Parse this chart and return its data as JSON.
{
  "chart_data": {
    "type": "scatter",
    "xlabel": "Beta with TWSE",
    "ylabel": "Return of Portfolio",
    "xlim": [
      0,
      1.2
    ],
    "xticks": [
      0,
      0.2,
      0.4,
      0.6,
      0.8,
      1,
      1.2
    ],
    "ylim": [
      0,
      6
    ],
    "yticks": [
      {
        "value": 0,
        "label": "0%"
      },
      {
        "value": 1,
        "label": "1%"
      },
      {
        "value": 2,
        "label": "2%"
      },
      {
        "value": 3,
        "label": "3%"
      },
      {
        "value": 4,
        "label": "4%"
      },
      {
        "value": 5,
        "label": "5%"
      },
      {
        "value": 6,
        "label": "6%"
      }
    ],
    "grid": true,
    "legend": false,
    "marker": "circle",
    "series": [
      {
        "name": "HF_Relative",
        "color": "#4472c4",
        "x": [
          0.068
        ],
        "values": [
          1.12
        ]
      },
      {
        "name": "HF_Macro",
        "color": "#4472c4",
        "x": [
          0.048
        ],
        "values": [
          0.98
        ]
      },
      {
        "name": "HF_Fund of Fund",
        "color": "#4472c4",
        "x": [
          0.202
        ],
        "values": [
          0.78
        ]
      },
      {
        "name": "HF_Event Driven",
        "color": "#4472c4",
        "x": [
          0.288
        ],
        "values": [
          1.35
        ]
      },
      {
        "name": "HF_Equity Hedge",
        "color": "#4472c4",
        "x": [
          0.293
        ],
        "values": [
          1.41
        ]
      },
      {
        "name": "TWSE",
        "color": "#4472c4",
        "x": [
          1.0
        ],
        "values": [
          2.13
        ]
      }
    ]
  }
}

» Exercise task: Select all lines with the word "name" from the entries above.

» Problem solution:
        "name": "HF_Relative",
        "name": "HF_Macro",
        "name": "HF_Fund of Fund",
        "name": "HF_Event Driven",
        "name": "HF_Equity Hedge",
        "name": "TWSE",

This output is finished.